◆ WRITTEN REQUEST
Sift the material for lines containing "Christ", and return them.

### RECORDS FOR THE TASK ###

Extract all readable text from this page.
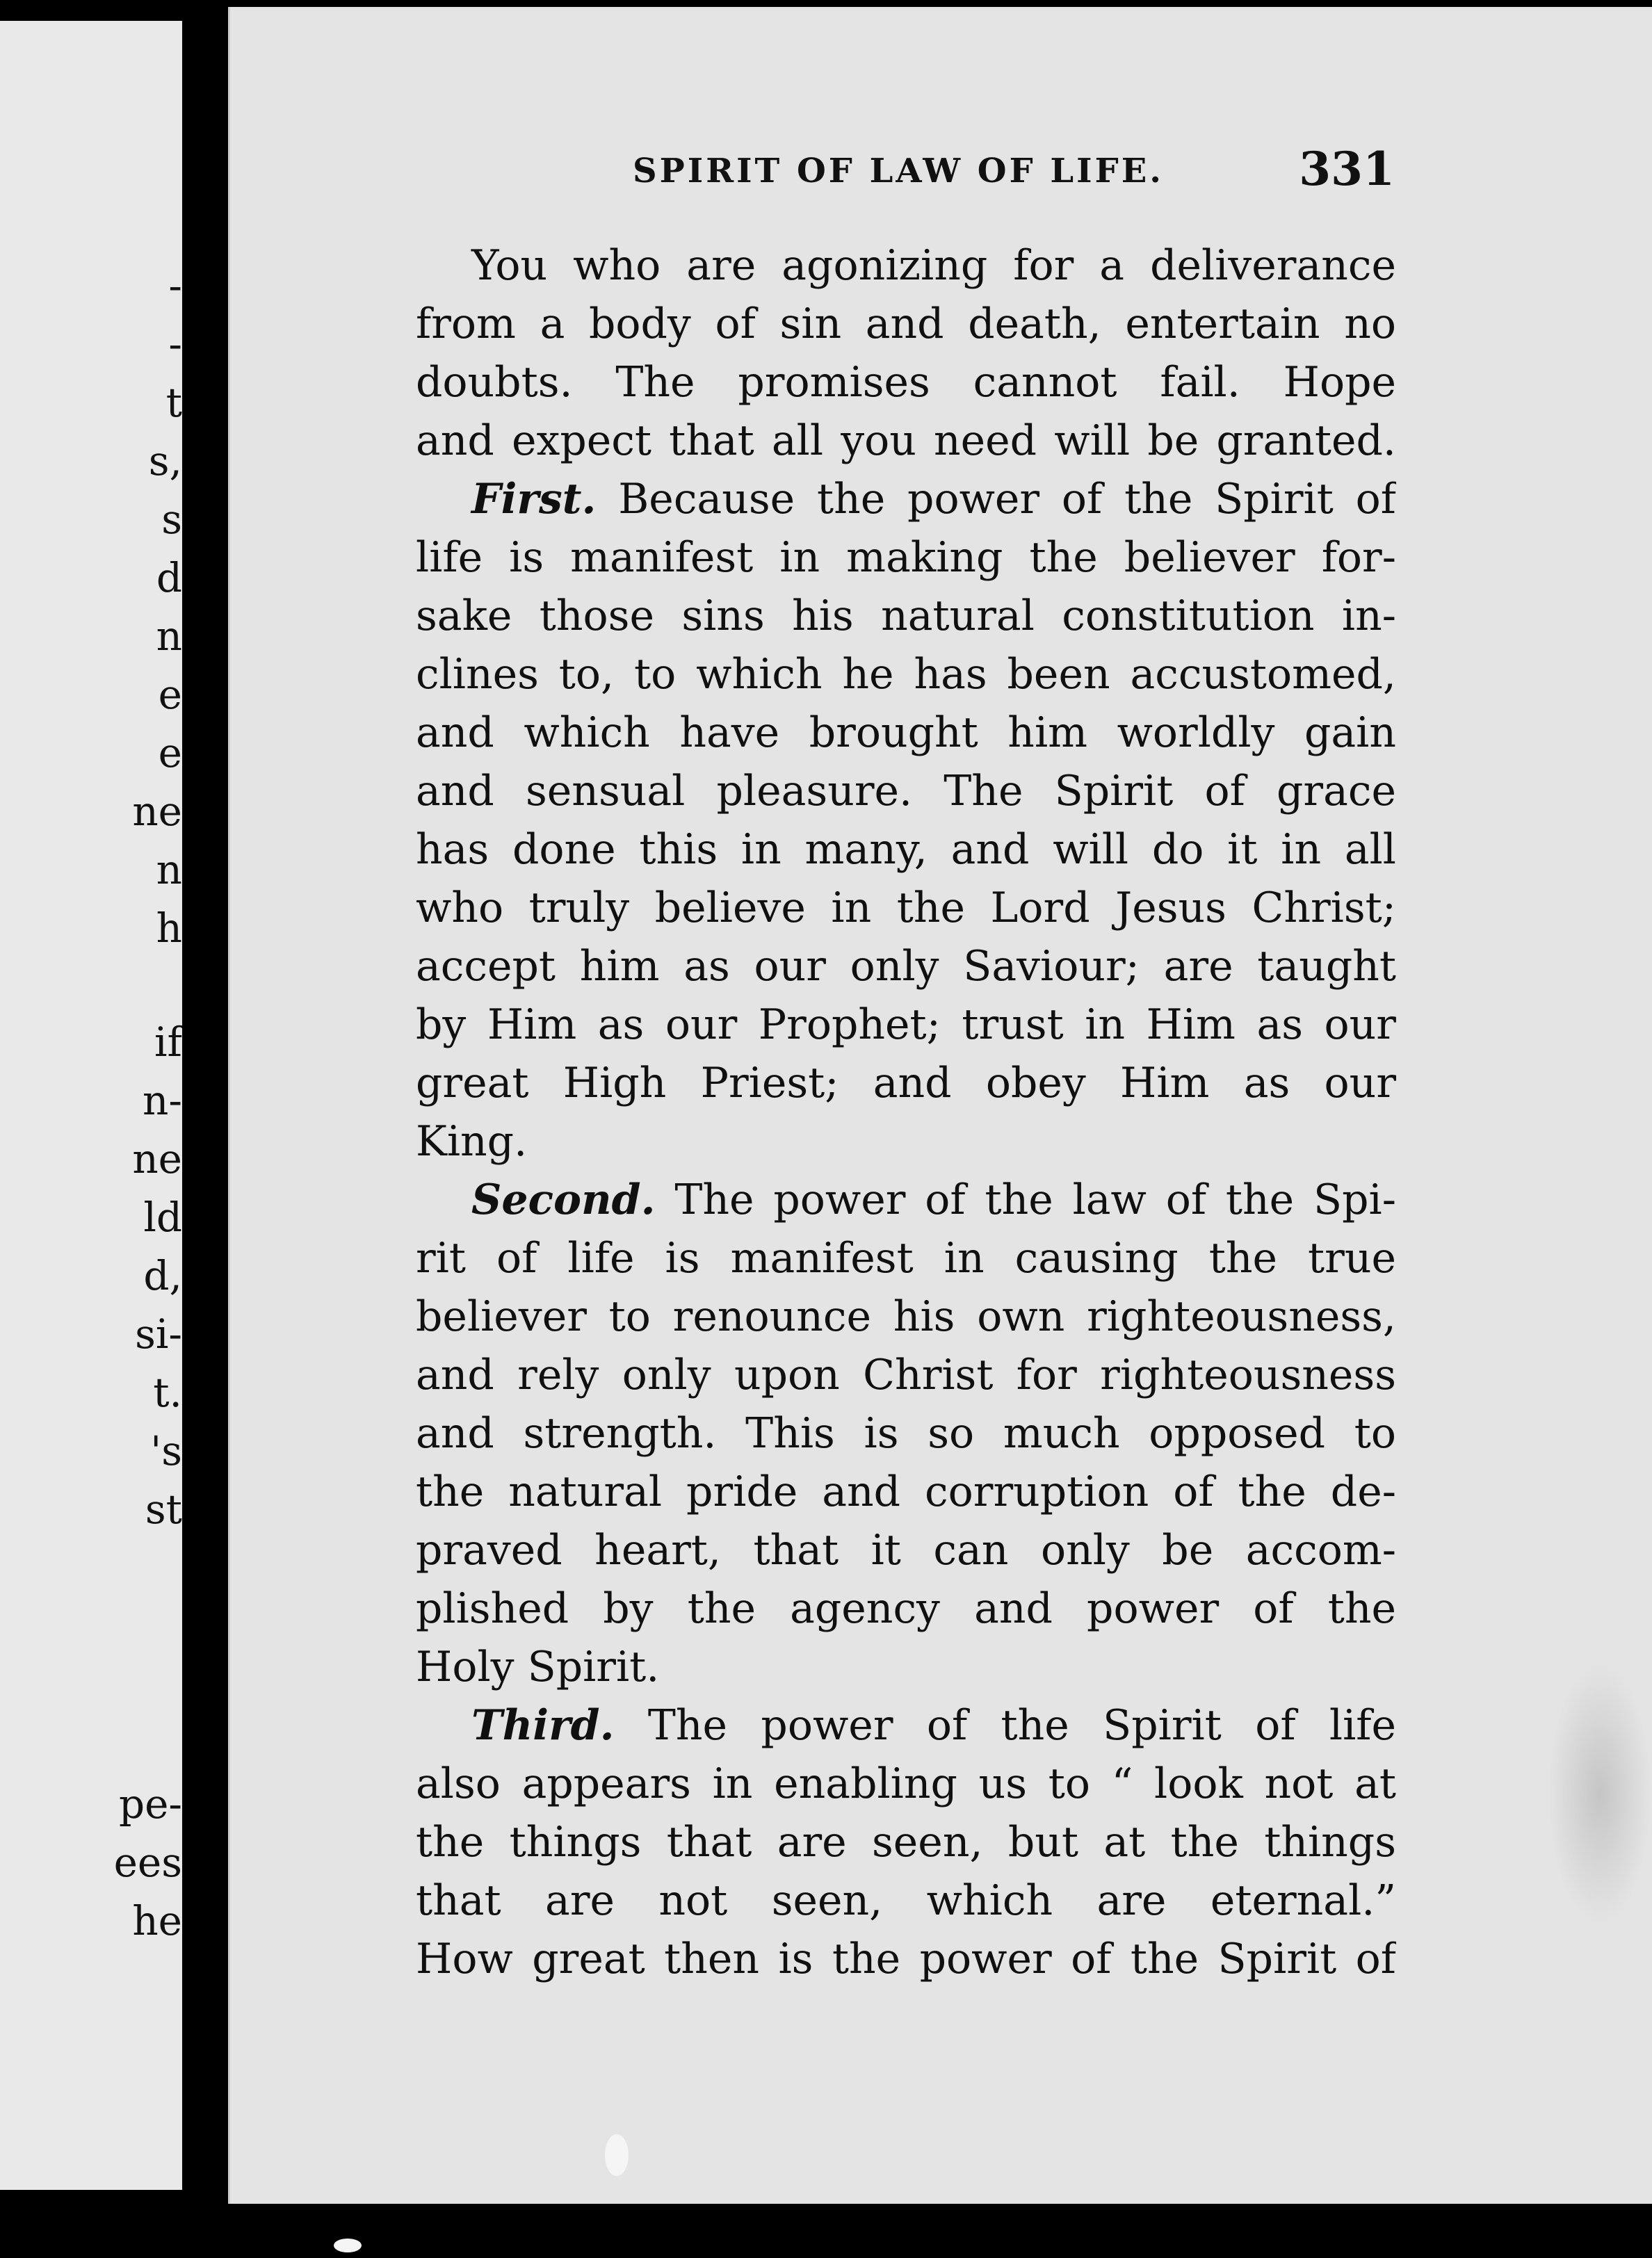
-
-
t
s,
s
d
n
e
e
ne
n
h
if
n-
ne
ld
d,
si-
t.
's
st
pe-
ees
he
SPIRIT OF LAW OF LIFE.	331
You who are agonizing for a deliverance
from a body of sin and death, entertain no
doubts. The promises cannot fail. Hope
and expect that all you need will be granted.
First. Because the power of the Spirit of
life is manifest in making the believer for-
sake those sins his natural constitution in-
clines to, to which he has been accustomed,
and which have brought him worldly gain
and sensual pleasure. The Spirit of grace
has done this in many, and will do it in all
who truly believe in the Lord Jesus Christ;
accept him as our only Saviour; are taught
by Him as our Prophet; trust in Him as our
great High Priest; and obey Him as our
King.
Second. The power of the law of the Spi-
rit of life is manifest in causing the true
believer to renounce his own righteousness,
and rely only upon Christ for righteousness
and strength. This is so much opposed to
the natural pride and corruption of the de-
praved heart, that it can only be accom-
plished by the agency and power of the
Holy Spirit.
Third. The power of the Spirit of life
also appears in enabling us to “ look not at
the things that are seen, but at the things
that are not seen, which are eternal.”
How great then is the power of the Spirit of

###

◆ CORRECT ANSWER
who truly believe in the Lord Jesus Christ;
and rely only upon Christ for righteousness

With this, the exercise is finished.